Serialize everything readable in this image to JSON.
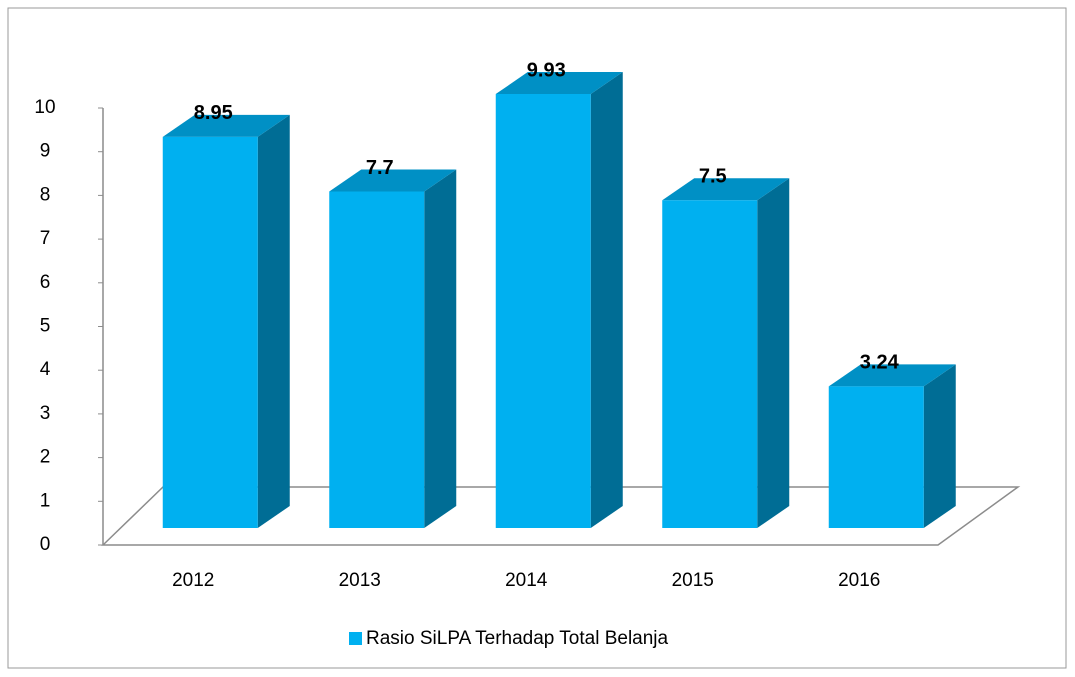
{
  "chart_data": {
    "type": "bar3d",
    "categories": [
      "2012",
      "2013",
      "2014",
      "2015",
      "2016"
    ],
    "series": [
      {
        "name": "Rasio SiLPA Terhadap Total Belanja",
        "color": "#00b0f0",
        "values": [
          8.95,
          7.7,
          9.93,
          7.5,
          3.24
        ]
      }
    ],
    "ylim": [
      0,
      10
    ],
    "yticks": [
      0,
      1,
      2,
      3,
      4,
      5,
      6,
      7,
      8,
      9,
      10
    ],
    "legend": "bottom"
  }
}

--

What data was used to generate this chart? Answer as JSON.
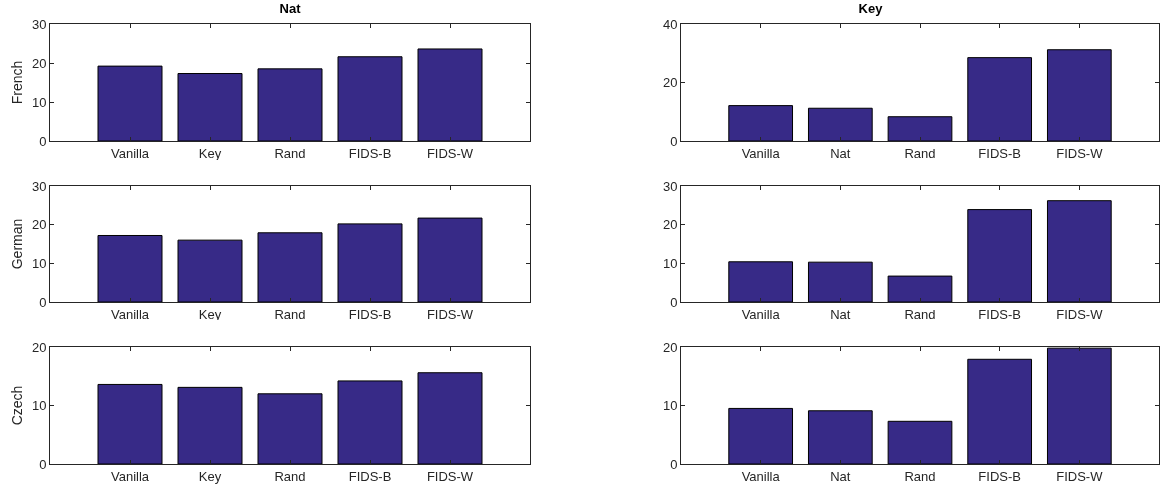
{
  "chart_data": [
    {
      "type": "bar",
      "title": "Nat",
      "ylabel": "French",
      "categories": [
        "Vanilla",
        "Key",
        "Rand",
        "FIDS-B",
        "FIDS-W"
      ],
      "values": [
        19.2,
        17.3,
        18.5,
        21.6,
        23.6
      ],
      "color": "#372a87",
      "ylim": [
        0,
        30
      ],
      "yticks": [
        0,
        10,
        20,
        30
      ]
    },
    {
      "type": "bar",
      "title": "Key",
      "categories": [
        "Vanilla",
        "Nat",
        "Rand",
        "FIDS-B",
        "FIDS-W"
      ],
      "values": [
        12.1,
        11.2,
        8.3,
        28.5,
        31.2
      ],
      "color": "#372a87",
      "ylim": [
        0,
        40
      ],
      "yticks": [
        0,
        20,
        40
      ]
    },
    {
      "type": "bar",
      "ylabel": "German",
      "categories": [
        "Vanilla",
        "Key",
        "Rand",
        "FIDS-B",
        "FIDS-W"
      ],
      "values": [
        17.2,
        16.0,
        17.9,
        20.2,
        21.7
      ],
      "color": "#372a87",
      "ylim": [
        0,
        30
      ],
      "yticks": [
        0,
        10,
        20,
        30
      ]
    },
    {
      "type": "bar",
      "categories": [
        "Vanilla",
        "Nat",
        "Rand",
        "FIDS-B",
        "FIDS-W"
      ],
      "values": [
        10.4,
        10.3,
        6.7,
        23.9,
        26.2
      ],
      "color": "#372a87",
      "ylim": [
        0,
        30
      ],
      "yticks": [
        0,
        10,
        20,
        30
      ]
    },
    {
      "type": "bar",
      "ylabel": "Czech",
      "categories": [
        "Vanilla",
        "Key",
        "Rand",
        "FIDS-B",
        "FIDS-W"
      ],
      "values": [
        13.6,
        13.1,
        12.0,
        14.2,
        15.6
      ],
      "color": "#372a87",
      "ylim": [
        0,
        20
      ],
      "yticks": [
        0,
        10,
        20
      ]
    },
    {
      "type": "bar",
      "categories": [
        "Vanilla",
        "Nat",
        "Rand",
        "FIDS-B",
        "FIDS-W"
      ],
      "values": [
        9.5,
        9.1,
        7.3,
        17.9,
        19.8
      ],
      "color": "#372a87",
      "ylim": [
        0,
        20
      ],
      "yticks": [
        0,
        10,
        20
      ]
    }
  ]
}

...

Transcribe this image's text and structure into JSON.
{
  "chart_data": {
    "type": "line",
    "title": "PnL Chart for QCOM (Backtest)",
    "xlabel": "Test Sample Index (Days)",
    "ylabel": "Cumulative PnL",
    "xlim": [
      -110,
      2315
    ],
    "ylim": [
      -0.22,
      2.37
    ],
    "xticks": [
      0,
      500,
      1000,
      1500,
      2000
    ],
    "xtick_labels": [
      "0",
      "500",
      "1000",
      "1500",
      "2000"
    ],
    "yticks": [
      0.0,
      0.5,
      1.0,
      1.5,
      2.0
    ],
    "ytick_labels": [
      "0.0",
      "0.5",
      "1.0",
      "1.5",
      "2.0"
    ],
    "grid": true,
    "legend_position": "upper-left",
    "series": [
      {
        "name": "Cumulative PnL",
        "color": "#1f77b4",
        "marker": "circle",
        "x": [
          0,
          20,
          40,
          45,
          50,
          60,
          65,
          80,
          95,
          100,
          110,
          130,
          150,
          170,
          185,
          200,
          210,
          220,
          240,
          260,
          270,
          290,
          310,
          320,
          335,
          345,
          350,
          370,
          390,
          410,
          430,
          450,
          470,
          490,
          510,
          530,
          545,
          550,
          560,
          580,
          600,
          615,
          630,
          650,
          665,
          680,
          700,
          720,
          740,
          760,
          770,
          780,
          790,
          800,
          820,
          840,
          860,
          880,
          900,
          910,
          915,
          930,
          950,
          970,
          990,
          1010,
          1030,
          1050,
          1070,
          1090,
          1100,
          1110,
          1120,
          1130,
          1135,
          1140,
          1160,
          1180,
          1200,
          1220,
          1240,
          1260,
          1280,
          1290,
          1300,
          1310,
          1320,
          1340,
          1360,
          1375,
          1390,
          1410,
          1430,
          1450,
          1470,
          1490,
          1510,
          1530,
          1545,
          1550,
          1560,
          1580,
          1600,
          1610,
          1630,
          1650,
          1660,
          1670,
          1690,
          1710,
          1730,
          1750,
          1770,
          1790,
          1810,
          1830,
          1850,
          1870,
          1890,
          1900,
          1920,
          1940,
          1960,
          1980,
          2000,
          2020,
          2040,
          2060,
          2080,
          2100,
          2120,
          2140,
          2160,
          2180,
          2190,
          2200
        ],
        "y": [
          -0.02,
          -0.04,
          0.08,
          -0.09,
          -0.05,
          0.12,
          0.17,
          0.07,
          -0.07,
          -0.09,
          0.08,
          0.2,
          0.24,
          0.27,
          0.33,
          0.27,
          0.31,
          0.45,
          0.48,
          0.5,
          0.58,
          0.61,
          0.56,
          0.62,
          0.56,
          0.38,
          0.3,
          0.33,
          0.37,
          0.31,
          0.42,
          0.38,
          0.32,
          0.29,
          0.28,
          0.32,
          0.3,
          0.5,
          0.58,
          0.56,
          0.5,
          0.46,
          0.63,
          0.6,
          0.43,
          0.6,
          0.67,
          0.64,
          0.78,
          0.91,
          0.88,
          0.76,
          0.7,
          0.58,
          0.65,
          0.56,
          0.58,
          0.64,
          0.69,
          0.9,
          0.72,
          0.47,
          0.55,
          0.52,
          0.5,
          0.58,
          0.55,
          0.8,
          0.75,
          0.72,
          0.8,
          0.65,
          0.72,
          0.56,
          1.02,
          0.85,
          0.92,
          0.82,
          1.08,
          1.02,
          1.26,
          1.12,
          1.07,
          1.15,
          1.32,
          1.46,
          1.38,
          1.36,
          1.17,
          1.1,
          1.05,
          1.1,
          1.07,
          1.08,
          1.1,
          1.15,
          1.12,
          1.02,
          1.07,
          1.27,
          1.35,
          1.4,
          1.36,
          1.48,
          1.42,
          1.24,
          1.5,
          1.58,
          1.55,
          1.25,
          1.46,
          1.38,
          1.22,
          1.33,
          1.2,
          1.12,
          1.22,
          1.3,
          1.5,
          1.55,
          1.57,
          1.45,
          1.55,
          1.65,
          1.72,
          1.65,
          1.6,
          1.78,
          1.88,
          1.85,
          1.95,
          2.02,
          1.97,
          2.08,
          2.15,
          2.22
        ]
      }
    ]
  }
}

-- DO THIS --
Search the lines above for the string "JSON", then show every one that has it.

-- ANSWER FOR THIS EXERCISE --
Serialize everything readable in this image to JSON.
What data was used to generate this chart? Answer as JSON.
Transcribe this image's text and structure into JSON.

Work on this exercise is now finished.